## START

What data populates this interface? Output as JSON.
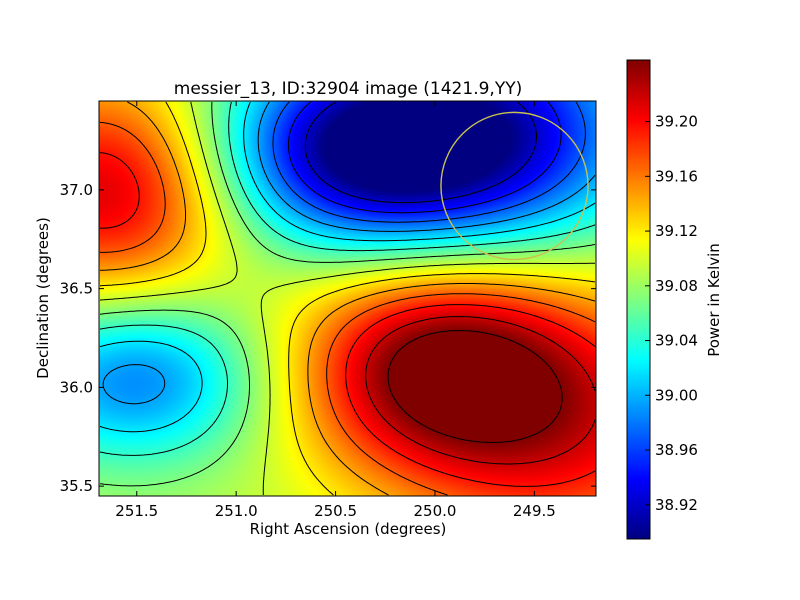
{
  "chart_data": {
    "type": "heatmap",
    "title": "messier_13, ID:32904 image (1421.9,YY)",
    "xlabel": "Right Ascension (degrees)",
    "ylabel": "Declination (degrees)",
    "colorbar_label": "Power in Kelvin",
    "xlim": [
      251.69,
      249.19
    ],
    "ylim": [
      35.45,
      37.45
    ],
    "x_ticks": [
      251.5,
      251.0,
      250.5,
      250.0,
      249.5
    ],
    "x_tick_labels": [
      "251.5",
      "251.0",
      "250.5",
      "250.0",
      "249.5"
    ],
    "y_ticks": [
      35.5,
      36.0,
      36.5,
      37.0
    ],
    "y_tick_labels": [
      "35.5",
      "36.0",
      "36.5",
      "37.0"
    ],
    "color_range": [
      38.895,
      39.245
    ],
    "colorbar_ticks": [
      38.92,
      38.96,
      39.0,
      39.04,
      39.08,
      39.12,
      39.16,
      39.2
    ],
    "colorbar_tick_labels": [
      "38.92",
      "38.96",
      "39.00",
      "39.04",
      "39.08",
      "39.12",
      "39.16",
      "39.20"
    ],
    "colormap": "jet",
    "contour_color": "#000000",
    "field_base": 39.09,
    "field_features": [
      {
        "ra": 251.62,
        "dec": 37.0,
        "amplitude": 0.13,
        "sigma_ra": 0.45,
        "sigma_dec": 0.4
      },
      {
        "ra": 250.0,
        "dec": 36.1,
        "amplitude": 0.15,
        "sigma_ra": 0.5,
        "sigma_dec": 0.38
      },
      {
        "ra": 249.3,
        "dec": 35.8,
        "amplitude": 0.1,
        "sigma_ra": 0.6,
        "sigma_dec": 0.5
      },
      {
        "ra": 250.35,
        "dec": 37.2,
        "amplitude": -0.19,
        "sigma_ra": 0.55,
        "sigma_dec": 0.35
      },
      {
        "ra": 249.6,
        "dec": 37.3,
        "amplitude": -0.12,
        "sigma_ra": 0.55,
        "sigma_dec": 0.45
      },
      {
        "ra": 251.5,
        "dec": 36.05,
        "amplitude": -0.11,
        "sigma_ra": 0.45,
        "sigma_dec": 0.3
      }
    ],
    "overlay_circle": {
      "ra": 249.6,
      "dec": 37.02,
      "radius_deg": 0.37,
      "color": "#c8c050"
    }
  }
}
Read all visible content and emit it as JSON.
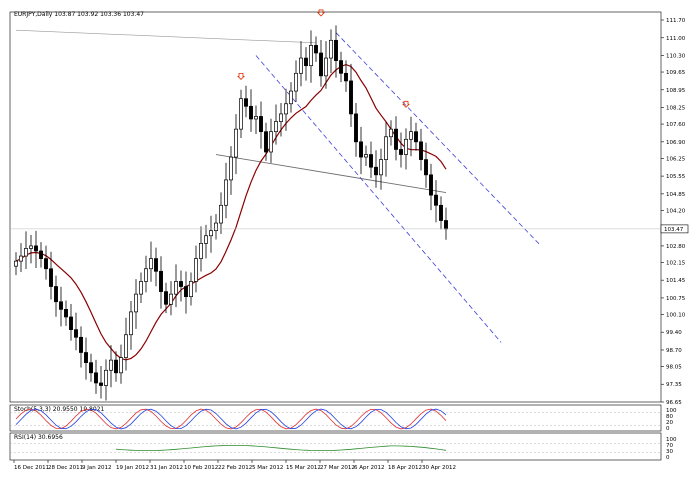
{
  "window": {
    "header": "EURJPY,Daily  103.87 103.92 103.36 103.47"
  },
  "colors": {
    "background": "#ffffff",
    "candle": "#000000",
    "moving_average": "#8b0000",
    "channel": "#3f3fd6",
    "neckline": "#6e6e6e",
    "current_price_box": "#ffffff",
    "stoch_main": "#e03030",
    "stoch_signal": "#2040e0",
    "rsi": "#2e8b2e",
    "arrow": "#e03000"
  },
  "price_axis": {
    "labels": [
      "111.70",
      "111.00",
      "110.30",
      "109.65",
      "108.95",
      "108.25",
      "107.60",
      "106.90",
      "106.25",
      "105.55",
      "104.85",
      "104.20",
      "102.80",
      "102.15",
      "101.45",
      "100.75",
      "100.10",
      "99.40",
      "98.70",
      "98.05",
      "97.35",
      "96.65"
    ],
    "current_price": "103.47"
  },
  "time_axis": {
    "labels": [
      "16 Dec 2011",
      "28 Dec 2011",
      "9 Jan 2012",
      "19 Jan 2012",
      "31 Jan 2012",
      "10 Feb 2012",
      "22 Feb 2012",
      "5 Mar 2012",
      "15 Mar 2012",
      "27 Mar 2012",
      "6 Apr 2012",
      "18 Apr 2012",
      "30 Apr 2012"
    ]
  },
  "stoch_panel": {
    "label": "Stoch(5,3,3) 20.9550 19.8021",
    "scale_labels": [
      "100",
      "80",
      "20",
      "0"
    ]
  },
  "rsi_panel": {
    "label": "RSI(14) 30.6956",
    "scale_labels": [
      "100",
      "70",
      "30",
      "0"
    ]
  },
  "chart_data": {
    "type": "candlestick",
    "symbol": "EURJPY",
    "timeframe": "Daily",
    "ohlc_last": {
      "open": 103.87,
      "high": 103.92,
      "low": 103.36,
      "close": 103.47
    },
    "ylim": [
      96.65,
      111.7
    ],
    "closes": [
      102.2,
      102.4,
      102.7,
      102.8,
      102.6,
      102.3,
      101.9,
      101.2,
      100.6,
      100.3,
      100.0,
      99.5,
      99.2,
      98.6,
      98.2,
      97.8,
      97.4,
      97.3,
      97.9,
      98.3,
      97.8,
      98.4,
      99.3,
      100.2,
      100.9,
      101.4,
      101.9,
      102.3,
      101.8,
      101.0,
      100.5,
      100.9,
      101.4,
      101.2,
      100.8,
      101.4,
      102.3,
      102.9,
      103.2,
      103.4,
      103.7,
      104.4,
      105.4,
      106.3,
      107.4,
      108.6,
      108.3,
      107.8,
      107.9,
      107.3,
      106.5,
      107.3,
      107.7,
      108.0,
      108.4,
      108.9,
      109.6,
      110.2,
      109.9,
      110.7,
      110.4,
      109.5,
      110.2,
      110.9,
      110.1,
      109.6,
      109.3,
      108.0,
      106.9,
      106.3,
      106.4,
      105.9,
      105.6,
      106.2,
      107.1,
      107.4,
      106.6,
      106.4,
      107.0,
      107.3,
      106.9,
      106.2,
      105.6,
      104.8,
      104.4,
      103.8,
      103.47
    ]
  }
}
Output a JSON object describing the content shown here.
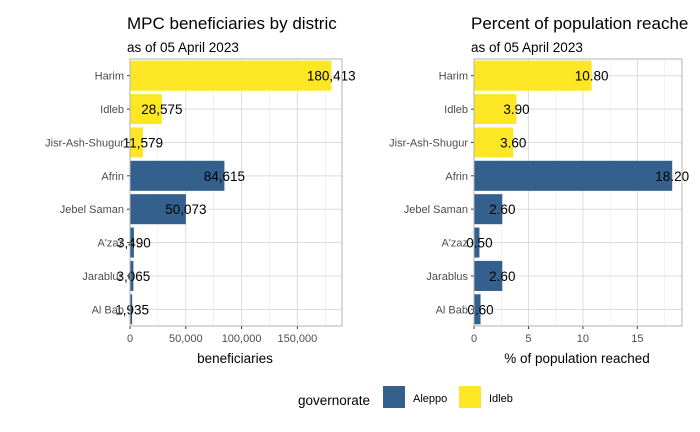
{
  "colors": {
    "Aleppo": "#33608c",
    "Idleb": "#fde725",
    "grid": "#dcdcdc",
    "panel_border": "#b3b3b3"
  },
  "legend": {
    "title": "governorate",
    "items": [
      "Aleppo",
      "Idleb"
    ],
    "position": "bottom"
  },
  "chart_data": [
    {
      "type": "bar",
      "orientation": "horizontal",
      "title": "MPC beneficiaries by distric",
      "subtitle": "as of 05 April 2023",
      "xlabel": "beneficiaries",
      "ylabel": "",
      "xlim": [
        0,
        190000
      ],
      "ticks": [
        0,
        50000,
        100000,
        150000
      ],
      "tick_labels": [
        "0",
        "50,000",
        "100,000",
        "150,000"
      ],
      "categories": [
        "Harim",
        "Idleb",
        "Jisr-Ash-Shugur",
        "Afrin",
        "Jebel Saman",
        "A'zaz",
        "Jarablus",
        "Al Bab"
      ],
      "values": [
        180413,
        28575,
        11579,
        84615,
        50073,
        3490,
        3065,
        1935
      ],
      "value_labels": [
        "180,413",
        "28,575",
        "11,579",
        "84,615",
        "50,073",
        "3,490",
        "3,065",
        "1,935"
      ],
      "groups": [
        "Idleb",
        "Idleb",
        "Idleb",
        "Aleppo",
        "Aleppo",
        "Aleppo",
        "Aleppo",
        "Aleppo"
      ],
      "grid": true
    },
    {
      "type": "bar",
      "orientation": "horizontal",
      "title": "Percent of population reache",
      "subtitle": "as of 05 April 2023",
      "xlabel": "% of population reached",
      "ylabel": "",
      "xlim": [
        0,
        19.1
      ],
      "ticks": [
        0,
        5,
        10,
        15
      ],
      "tick_labels": [
        "0",
        "5",
        "10",
        "15"
      ],
      "categories": [
        "Harim",
        "Idleb",
        "Jisr-Ash-Shugur",
        "Afrin",
        "Jebel Saman",
        "A'zaz",
        "Jarablus",
        "Al Bab"
      ],
      "values": [
        10.8,
        3.9,
        3.6,
        18.2,
        2.6,
        0.5,
        2.6,
        0.6
      ],
      "value_labels": [
        "10.80",
        "3.90",
        "3.60",
        "18.20",
        "2.60",
        "0.50",
        "2.60",
        "0.60"
      ],
      "groups": [
        "Idleb",
        "Idleb",
        "Idleb",
        "Aleppo",
        "Aleppo",
        "Aleppo",
        "Aleppo",
        "Aleppo"
      ],
      "grid": true
    }
  ]
}
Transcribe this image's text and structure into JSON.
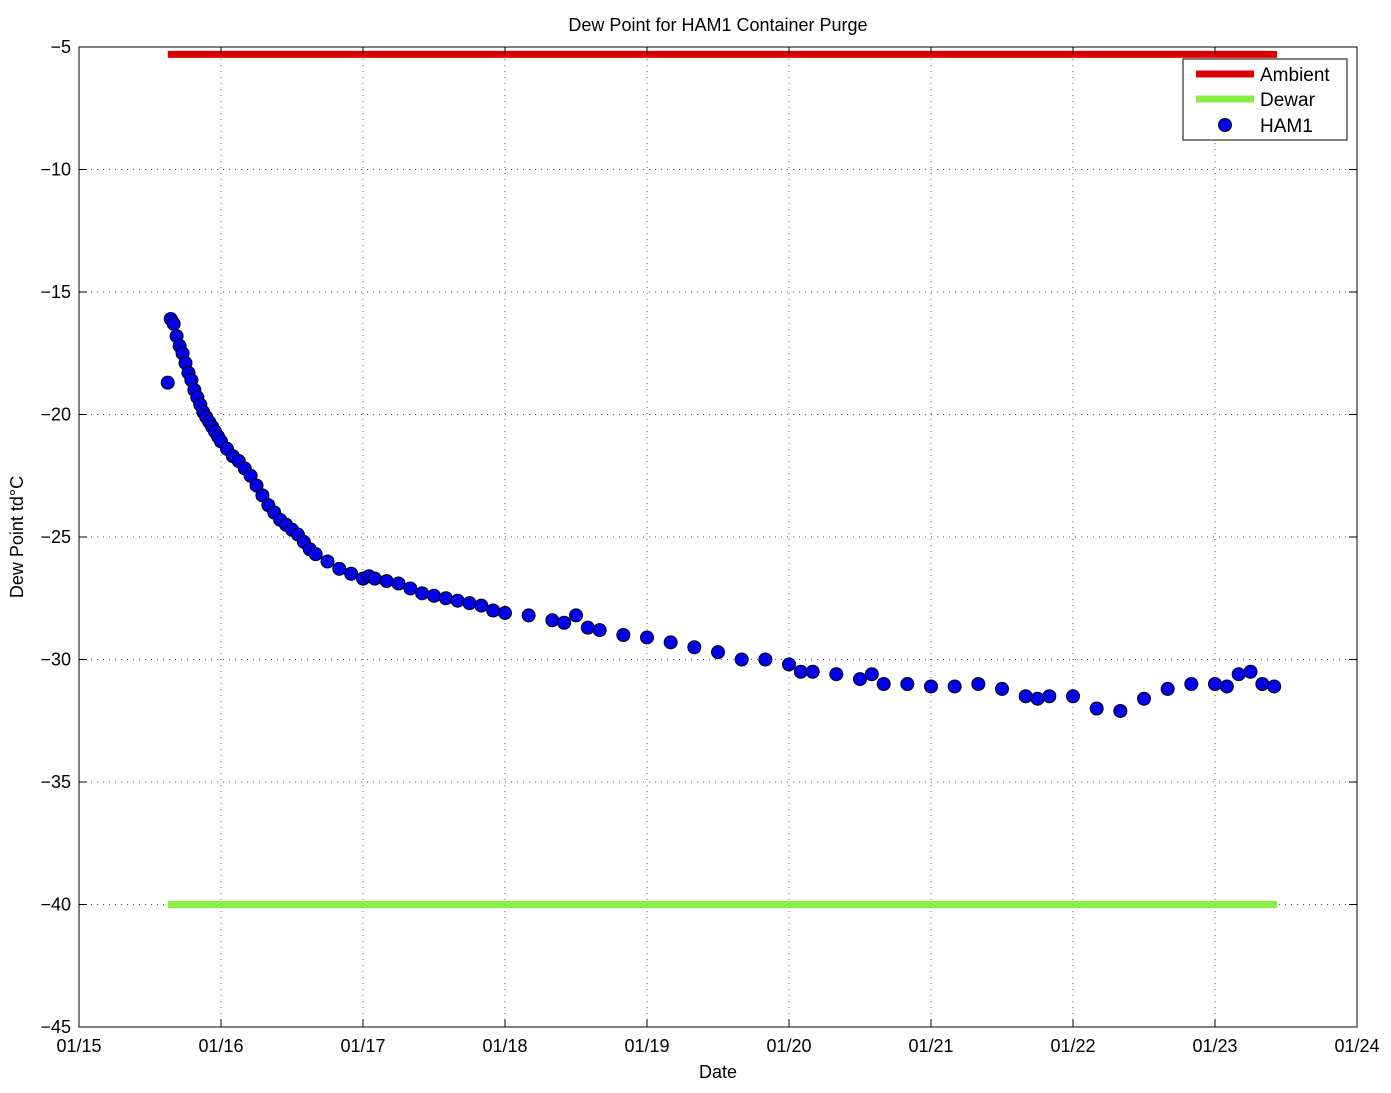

## END

| Exercise objective |
Pull out each line of the entries that contains "EURJPY".

| Task response |
    "header": "EURJPY,Daily  103.87 103.92 103.36 103.47"
    "symbol": "EURJPY",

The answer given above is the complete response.